§ **WHAT TO DO**:
Write out every line of the data from the one containing "folder-icon [65,748,87,769]" down to the one containing "last-post: Moms på kunst .. [765,623,867,637]" as a numbered list, leaving out blank lines.

§ **EXTRACTED RECORDS**:
|---|

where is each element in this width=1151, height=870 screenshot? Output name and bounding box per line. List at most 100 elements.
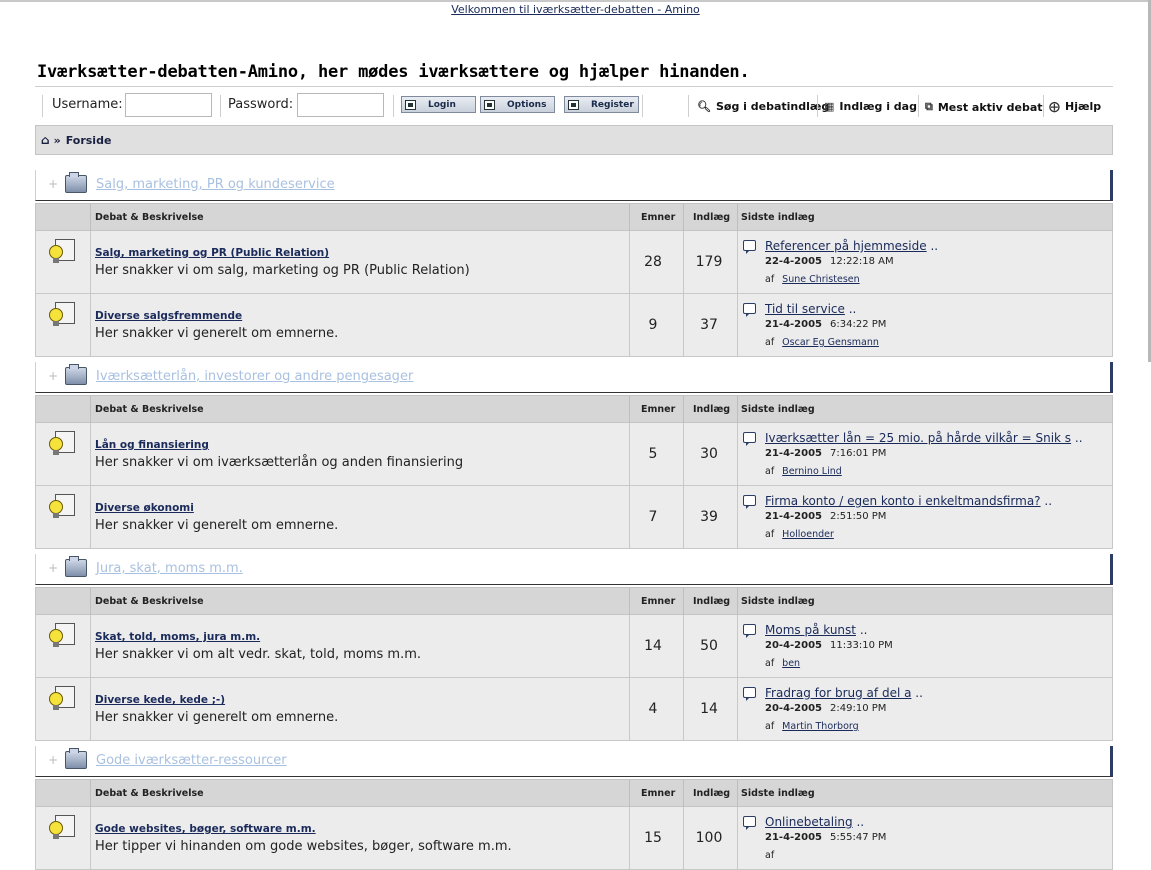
folder-icon [65,748,87,769]
last-post: Referencer på hjemmeside .. [765,239,938,253]
toolbar-divider [42,95,43,117]
options-button[interactable]: Options [480,96,555,113]
forum-name[interactable]: Lån og finansiering [95,439,209,451]
last-post: Moms på kunst .. [765,623,867,637]
last-post-title[interactable]: Referencer på hjemmeside [765,239,927,253]
by-label: af [765,337,775,348]
expand-icon[interactable]: + [48,753,58,767]
column-divider [90,486,91,548]
column-divider [683,294,684,356]
toolbar: Username: Password: Login Options Regist… [35,91,1113,121]
category-title[interactable]: Salg, marketing, PR og kundeservice [96,177,335,192]
most-active-link[interactable]: ⧉ Mest aktiv debat [925,100,1043,114]
username-input[interactable] [125,93,212,117]
welcome-link[interactable]: Velkommen til iværksætter-debatten - Ami… [451,3,700,16]
last-post-icon[interactable] [743,687,756,701]
author-link[interactable]: Martin Thorborg [782,721,858,732]
post-count: 100 [695,830,723,846]
last-post: Tid til service .. [765,302,856,316]
expand-icon[interactable]: + [48,561,58,575]
column-header: Debat & Beskrivelse Emner Indlæg Sidste ind… [35,587,1113,615]
column-divider [629,615,630,677]
last-post-icon[interactable] [743,303,756,317]
last-post-time: 2:49:10 PM [830,703,887,714]
last-post-date: 21-4-2005 [765,319,823,330]
top-border [0,0,1151,2]
login-icon [405,99,416,110]
last-post-time: 5:55:47 PM [830,832,887,843]
help-label: Hjælp [1065,100,1102,113]
welcome-bar: Velkommen til iværksætter-debatten - Ami… [0,3,1151,16]
last-post-date: 22-4-2005 [765,256,823,267]
col-topics: Emner [641,404,676,415]
forum-description: Her snakker vi om salg, marketing og PR … [95,263,470,278]
author-link[interactable]: ben [782,658,800,669]
help-link[interactable]: ⨁ Hjælp [1049,100,1101,113]
last-post-icon[interactable] [743,624,756,638]
last-post-icon[interactable] [743,816,756,830]
toolbar-divider [918,95,919,117]
column-divider [90,231,91,293]
column-divider [683,486,684,548]
breadcrumb: ⌂ » Forside [35,125,1113,155]
last-post-title[interactable]: Moms på kunst [765,623,856,637]
by-label: af [765,274,775,285]
category-title[interactable]: Gode iværksætter-ressourcer [96,753,287,768]
title-divider [35,86,1113,87]
column-divider [737,231,738,293]
register-button[interactable]: Register [564,96,639,113]
forum-name[interactable]: Diverse salgsfremmende [95,310,242,322]
last-post-time: 6:34:22 PM [830,319,887,330]
col-last-post: Sidste indlæg [741,404,815,415]
forum-name[interactable]: Gode websites, bøger, software m.m. [95,823,316,835]
forum-name[interactable]: Diverse kede, kede ;-) [95,694,225,706]
breadcrumb-current[interactable]: Forside [66,134,112,147]
column-divider [737,780,738,807]
new-posts-icon [47,815,77,841]
last-post-icon[interactable] [743,432,756,446]
forum-name[interactable]: Skat, told, moms, jura m.m. [95,631,260,643]
expand-icon[interactable]: + [48,369,58,383]
register-button-label: Register [591,99,634,110]
login-button[interactable]: Login [401,96,476,113]
todays-posts-link[interactable]: ▦ Indlæg i dag [824,100,917,113]
author-link[interactable]: Sune Christesen [782,274,859,285]
last-post-suffix: .. [848,302,857,316]
author-link[interactable]: Oscar Eg Gensmann [782,337,879,348]
col-last-post: Sidste indlæg [741,596,815,607]
last-post-title[interactable]: Tid til service [765,302,845,316]
expand-icon[interactable]: + [48,177,58,191]
last-post-suffix: .. [1044,494,1053,508]
topic-count: 15 [644,830,662,846]
forum-name[interactable]: Diverse økonomi [95,502,194,514]
by-label: af [765,466,775,477]
password-label: Password: [228,97,294,112]
author-link[interactable]: Holloender [782,529,834,540]
last-post: Fradrag for brug af del a .. [765,686,923,700]
topic-count: 28 [644,254,662,270]
forum-description: Her snakker vi om alt vedr. skat, told, … [95,647,422,662]
last-post-datetime: 20-4-2005 2:49:10 PM [765,703,886,714]
forum-row: Diverse kede, kede ;-) Her snakker vi gen… [35,678,1113,741]
search-posts-link[interactable]: 🔍︎ Søg i debatindlæg [697,100,829,113]
password-input[interactable] [297,93,384,117]
threads-icon: ⧉ [925,100,933,113]
forum-row: Diverse økonomi Her snakker vi generelt o… [35,486,1113,549]
last-post-icon[interactable] [743,240,756,254]
category-title[interactable]: Iværksætterlån, investorer og andre peng… [96,369,413,384]
last-post-title[interactable]: Fradrag for brug af del a [765,686,911,700]
column-divider [683,231,684,293]
column-divider [737,204,738,231]
forum-name[interactable]: Salg, marketing og PR (Public Relation) [95,247,329,259]
folder-icon [65,172,87,193]
column-divider [629,204,630,231]
last-post-icon[interactable] [743,495,756,509]
last-post-title[interactable]: Firma konto / egen konto i enkeltmandsfi… [765,494,1041,508]
last-post-suffix: .. [915,686,923,700]
author-link[interactable]: Bernino Lind [782,466,842,477]
home-icon[interactable]: ⌂ [41,133,50,147]
last-post-title[interactable]: Iværksætter lån = 25 mio. på hårde vilkå… [765,431,1071,445]
column-divider [683,807,684,869]
last-post-title[interactable]: Onlinebetaling [765,815,853,829]
category-title[interactable]: Jura, skat, moms m.m. [96,561,243,576]
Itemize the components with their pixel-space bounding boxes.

|---|

§ **FINISHED TASK**:
1. folder-icon [65,748,87,769]
2. last-post: Referencer på hjemmeside .. [765,239,938,253]
3. toolbar-divider [42,95,43,117]
4. options-button[interactable]: Options [480,96,555,113]
5. forum-name[interactable]: Lån og finansiering [95,439,209,451]
6. last-post: Moms på kunst .. [765,623,867,637]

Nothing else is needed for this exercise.